* **Supplied material**:
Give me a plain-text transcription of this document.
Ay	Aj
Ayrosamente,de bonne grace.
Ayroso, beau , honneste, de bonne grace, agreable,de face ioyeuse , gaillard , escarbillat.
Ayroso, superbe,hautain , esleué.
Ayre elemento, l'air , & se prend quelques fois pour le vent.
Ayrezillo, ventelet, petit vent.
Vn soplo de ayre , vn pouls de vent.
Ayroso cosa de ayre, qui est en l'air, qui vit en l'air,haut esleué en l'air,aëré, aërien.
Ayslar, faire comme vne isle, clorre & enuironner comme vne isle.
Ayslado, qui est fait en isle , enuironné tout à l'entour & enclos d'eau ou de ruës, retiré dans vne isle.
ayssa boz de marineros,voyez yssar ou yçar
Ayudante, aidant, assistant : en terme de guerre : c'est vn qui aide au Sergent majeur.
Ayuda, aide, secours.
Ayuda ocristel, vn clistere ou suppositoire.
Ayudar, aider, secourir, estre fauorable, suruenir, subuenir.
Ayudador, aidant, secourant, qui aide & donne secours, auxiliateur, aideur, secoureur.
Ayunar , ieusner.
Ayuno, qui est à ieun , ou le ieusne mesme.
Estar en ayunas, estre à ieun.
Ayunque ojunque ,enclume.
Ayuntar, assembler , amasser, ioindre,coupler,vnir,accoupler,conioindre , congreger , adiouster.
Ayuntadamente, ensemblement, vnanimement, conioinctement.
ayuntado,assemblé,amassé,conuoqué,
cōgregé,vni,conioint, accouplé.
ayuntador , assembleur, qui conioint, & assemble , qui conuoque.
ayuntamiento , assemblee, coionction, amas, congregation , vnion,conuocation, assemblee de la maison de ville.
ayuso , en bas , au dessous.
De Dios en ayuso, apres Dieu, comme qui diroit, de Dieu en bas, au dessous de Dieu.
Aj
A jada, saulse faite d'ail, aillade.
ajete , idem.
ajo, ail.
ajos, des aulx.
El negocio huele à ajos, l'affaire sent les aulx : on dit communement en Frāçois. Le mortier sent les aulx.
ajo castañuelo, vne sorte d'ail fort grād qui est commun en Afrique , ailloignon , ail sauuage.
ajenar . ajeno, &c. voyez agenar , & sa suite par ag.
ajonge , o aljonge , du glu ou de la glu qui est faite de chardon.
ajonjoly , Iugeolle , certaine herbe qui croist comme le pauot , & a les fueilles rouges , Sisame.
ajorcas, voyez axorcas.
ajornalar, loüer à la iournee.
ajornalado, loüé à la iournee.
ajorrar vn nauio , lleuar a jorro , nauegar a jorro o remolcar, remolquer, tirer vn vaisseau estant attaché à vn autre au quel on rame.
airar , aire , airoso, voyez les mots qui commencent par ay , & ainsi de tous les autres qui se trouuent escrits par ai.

* **Task to carry out**: Give the entries once more, exactly as they appear.

* **Response to this task**:
Give me a plain-text transcription of this document.
Ay	Aj
Ayrosamente,de bonne grace.
Ayroso, beau , honneste, de bonne grace, agreable,de face ioyeuse , gaillard , escarbillat.
Ayroso, superbe,hautain , esleué.
Ayre elemento, l'air , & se prend quelques fois pour le vent.
Ayrezillo, ventelet, petit vent.
Vn soplo de ayre , vn pouls de vent.
Ayroso cosa de ayre, qui est en l'air, qui vit en l'air,haut esleué en l'air,aëré, aërien.
Ayslar, faire comme vne isle, clorre & enuironner comme vne isle.
Ayslado, qui est fait en isle , enuironné tout à l'entour & enclos d'eau ou de ruës, retiré dans vne isle.
ayssa boz de marineros,voyez yssar ou yçar
Ayudante, aidant, assistant : en terme de guerre : c'est vn qui aide au Sergent majeur.
Ayuda, aide, secours.
Ayuda ocristel, vn clistere ou suppositoire.
Ayudar, aider, secourir, estre fauorable, suruenir, subuenir.
Ayudador, aidant, secourant, qui aide & donne secours, auxiliateur, aideur, secoureur.
Ayunar , ieusner.
Ayuno, qui est à ieun , ou le ieusne mesme.
Estar en ayunas, estre à ieun.
Ayunque ojunque ,enclume.
Ayuntar, assembler , amasser, ioindre,coupler,vnir,accoupler,conioindre , congreger , adiouster.
Ayuntadamente, ensemblement, vnanimement, conioinctement.
ayuntado,assemblé,amassé,conuoqué,
cōgregé,vni,conioint, accouplé.
ayuntador , assembleur, qui conioint, & assemble , qui conuoque.
ayuntamiento , assemblee, coionction, amas, congregation , vnion,conuocation, assemblee de la maison de ville.
ayuso , en bas , au dessous.
De Dios en ayuso, apres Dieu, comme qui diroit, de Dieu en bas, au dessous de Dieu.
Aj
A jada, saulse faite d'ail, aillade.
ajete , idem.
ajo, ail.
ajos, des aulx.
El negocio huele à ajos, l'affaire sent les aulx : on dit communement en Frāçois. Le mortier sent les aulx.
ajo castañuelo, vne sorte d'ail fort grād qui est commun en Afrique , ailloignon , ail sauuage.
ajenar . ajeno, &c. voyez agenar , & sa suite par ag.
ajonge , o aljonge , du glu ou de la glu qui est faite de chardon.
ajonjoly , Iugeolle , certaine herbe qui croist comme le pauot , & a les fueilles rouges , Sisame.
ajorcas, voyez axorcas.
ajornalar, loüer à la iournee.
ajornalado, loüé à la iournee.
ajorrar vn nauio , lleuar a jorro , nauegar a jorro o remolcar, remolquer, tirer vn vaisseau estant attaché à vn autre au quel on rame.
airar , aire , airoso, voyez les mots qui commencent par ay , & ainsi de tous les autres qui se trouuent escrits par ai.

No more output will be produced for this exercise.